> _What is asked_:
Output the material below in full, exactly as it is.

[A run of records]

※

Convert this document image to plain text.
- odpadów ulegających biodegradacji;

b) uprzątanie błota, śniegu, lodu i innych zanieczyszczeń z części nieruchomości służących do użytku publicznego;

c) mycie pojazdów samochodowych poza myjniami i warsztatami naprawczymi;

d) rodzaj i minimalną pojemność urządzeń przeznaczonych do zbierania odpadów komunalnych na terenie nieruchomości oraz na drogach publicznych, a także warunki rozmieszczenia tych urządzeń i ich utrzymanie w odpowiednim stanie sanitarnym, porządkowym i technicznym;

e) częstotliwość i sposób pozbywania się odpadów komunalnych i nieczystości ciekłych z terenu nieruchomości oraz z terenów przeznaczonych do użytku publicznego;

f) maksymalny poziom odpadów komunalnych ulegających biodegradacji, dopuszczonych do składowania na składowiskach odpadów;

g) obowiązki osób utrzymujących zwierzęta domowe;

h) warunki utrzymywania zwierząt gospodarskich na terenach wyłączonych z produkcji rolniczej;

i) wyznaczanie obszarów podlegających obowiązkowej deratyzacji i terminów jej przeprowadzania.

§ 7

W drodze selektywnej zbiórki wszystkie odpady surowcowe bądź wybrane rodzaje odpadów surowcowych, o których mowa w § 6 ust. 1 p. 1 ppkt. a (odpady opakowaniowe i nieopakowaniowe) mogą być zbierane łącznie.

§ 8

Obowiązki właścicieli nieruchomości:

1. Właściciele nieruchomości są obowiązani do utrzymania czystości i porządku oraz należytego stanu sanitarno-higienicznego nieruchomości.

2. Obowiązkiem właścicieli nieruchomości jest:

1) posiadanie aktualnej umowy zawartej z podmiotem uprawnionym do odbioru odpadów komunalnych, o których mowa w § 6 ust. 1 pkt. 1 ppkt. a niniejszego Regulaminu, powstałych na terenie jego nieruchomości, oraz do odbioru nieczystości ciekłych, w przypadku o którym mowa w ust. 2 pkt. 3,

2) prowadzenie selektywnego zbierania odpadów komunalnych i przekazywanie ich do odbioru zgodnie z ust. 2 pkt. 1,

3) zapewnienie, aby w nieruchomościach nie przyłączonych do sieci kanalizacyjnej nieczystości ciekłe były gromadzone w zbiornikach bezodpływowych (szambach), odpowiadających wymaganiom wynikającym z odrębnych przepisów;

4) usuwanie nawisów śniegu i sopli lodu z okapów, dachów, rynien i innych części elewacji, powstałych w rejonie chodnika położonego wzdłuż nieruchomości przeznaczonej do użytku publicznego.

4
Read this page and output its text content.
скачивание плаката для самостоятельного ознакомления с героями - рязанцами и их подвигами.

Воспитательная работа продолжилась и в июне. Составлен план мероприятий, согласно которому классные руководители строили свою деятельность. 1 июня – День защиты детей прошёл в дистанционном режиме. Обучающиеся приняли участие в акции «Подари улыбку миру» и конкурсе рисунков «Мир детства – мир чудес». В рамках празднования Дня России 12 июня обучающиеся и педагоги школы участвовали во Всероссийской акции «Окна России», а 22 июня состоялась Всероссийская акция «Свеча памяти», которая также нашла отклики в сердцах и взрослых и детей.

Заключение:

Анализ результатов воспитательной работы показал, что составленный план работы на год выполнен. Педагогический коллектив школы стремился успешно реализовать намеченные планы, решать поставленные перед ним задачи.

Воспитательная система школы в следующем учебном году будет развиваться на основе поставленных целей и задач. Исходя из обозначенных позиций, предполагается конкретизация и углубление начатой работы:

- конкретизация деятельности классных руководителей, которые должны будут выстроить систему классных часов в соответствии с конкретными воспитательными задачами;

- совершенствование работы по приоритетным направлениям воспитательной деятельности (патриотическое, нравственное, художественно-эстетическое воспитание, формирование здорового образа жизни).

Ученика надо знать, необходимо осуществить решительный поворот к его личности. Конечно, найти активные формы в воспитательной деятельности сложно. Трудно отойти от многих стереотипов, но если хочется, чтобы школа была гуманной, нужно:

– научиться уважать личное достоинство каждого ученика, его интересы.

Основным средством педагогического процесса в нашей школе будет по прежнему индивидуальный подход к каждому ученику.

※

> _Full response_:
Convert this document image to plain text.
- odpadów ulegających biodegradacji;

b) uprzątanie błota, śniegu, lodu i innych zanieczyszczeń z części nieruchomości służących do użytku publicznego;

c) mycie pojazdów samochodowych poza myjniami i warsztatami naprawczymi;

d) rodzaj i minimalną pojemność urządzeń przeznaczonych do zbierania odpadów komunalnych na terenie nieruchomości oraz na drogach publicznych, a także warunki rozmieszczenia tych urządzeń i ich utrzymanie w odpowiednim stanie sanitarnym, porządkowym i technicznym;

e) częstotliwość i sposób pozbywania się odpadów komunalnych i nieczystości ciekłych z terenu nieruchomości oraz z terenów przeznaczonych do użytku publicznego;

f) maksymalny poziom odpadów komunalnych ulegających biodegradacji, dopuszczonych do składowania na składowiskach odpadów;

g) obowiązki osób utrzymujących zwierzęta domowe;

h) warunki utrzymywania zwierząt gospodarskich na terenach wyłączonych z produkcji rolniczej;

i) wyznaczanie obszarów podlegających obowiązkowej deratyzacji i terminów jej przeprowadzania.

§ 7

W drodze selektywnej zbiórki wszystkie odpady surowcowe bądź wybrane rodzaje odpadów surowcowych, o których mowa w § 6 ust. 1 p. 1 ppkt. a (odpady opakowaniowe i nieopakowaniowe) mogą być zbierane łącznie.

§ 8

Obowiązki właścicieli nieruchomości:

1. Właściciele nieruchomości są obowiązani do utrzymania czystości i porządku oraz należytego stanu sanitarno-higienicznego nieruchomości.

2. Obowiązkiem właścicieli nieruchomości jest:

1) posiadanie aktualnej umowy zawartej z podmiotem uprawnionym do odbioru odpadów komunalnych, o których mowa w § 6 ust. 1 pkt. 1 ppkt. a niniejszego Regulaminu, powstałych na terenie jego nieruchomości, oraz do odbioru nieczystości ciekłych, w przypadku o którym mowa w ust. 2 pkt. 3,

2) prowadzenie selektywnego zbierania odpadów komunalnych i przekazywanie ich do odbioru zgodnie z ust. 2 pkt. 1,

3) zapewnienie, aby w nieruchomościach nie przyłączonych do sieci kanalizacyjnej nieczystości ciekłe były gromadzone w zbiornikach bezodpływowych (szambach), odpowiadających wymaganiom wynikającym z odrębnych przepisów;

4) usuwanie nawisów śniegu i sopli lodu z okapów, dachów, rynien i innych części elewacji, powstałych w rejonie chodnika położonego wzdłuż nieruchomości przeznaczonej do użytku publicznego.

4
Read this page and output its text content.
скачивание плаката для самостоятельного ознакомления с героями - рязанцами и их подвигами.

Воспитательная работа продолжилась и в июне. Составлен план мероприятий, согласно которому классные руководители строили свою деятельность. 1 июня – День защиты детей прошёл в дистанционном режиме. Обучающиеся приняли участие в акции «Подари улыбку миру» и конкурсе рисунков «Мир детства – мир чудес». В рамках празднования Дня России 12 июня обучающиеся и педагоги школы участвовали во Всероссийской акции «Окна России», а 22 июня состоялась Всероссийская акция «Свеча памяти», которая также нашла отклики в сердцах и взрослых и детей.

Заключение:

Анализ результатов воспитательной работы показал, что составленный план работы на год выполнен. Педагогический коллектив школы стремился успешно реализовать намеченные планы, решать поставленные перед ним задачи.

Воспитательная система школы в следующем учебном году будет развиваться на основе поставленных целей и задач. Исходя из обозначенных позиций, предполагается конкретизация и углубление начатой работы:

- конкретизация деятельности классных руководителей, которые должны будут выстроить систему классных часов в соответствии с конкретными воспитательными задачами;

- совершенствование работы по приоритетным направлениям воспитательной деятельности (патриотическое, нравственное, художественно-эстетическое воспитание, формирование здорового образа жизни).

Ученика надо знать, необходимо осуществить решительный поворот к его личности. Конечно, найти активные формы в воспитательной деятельности сложно. Трудно отойти от многих стереотипов, но если хочется, чтобы школа была гуманной, нужно:

– научиться уважать личное достоинство каждого ученика, его интересы.

Основным средством педагогического процесса в нашей школе будет по прежнему индивидуальный подход к каждому ученику.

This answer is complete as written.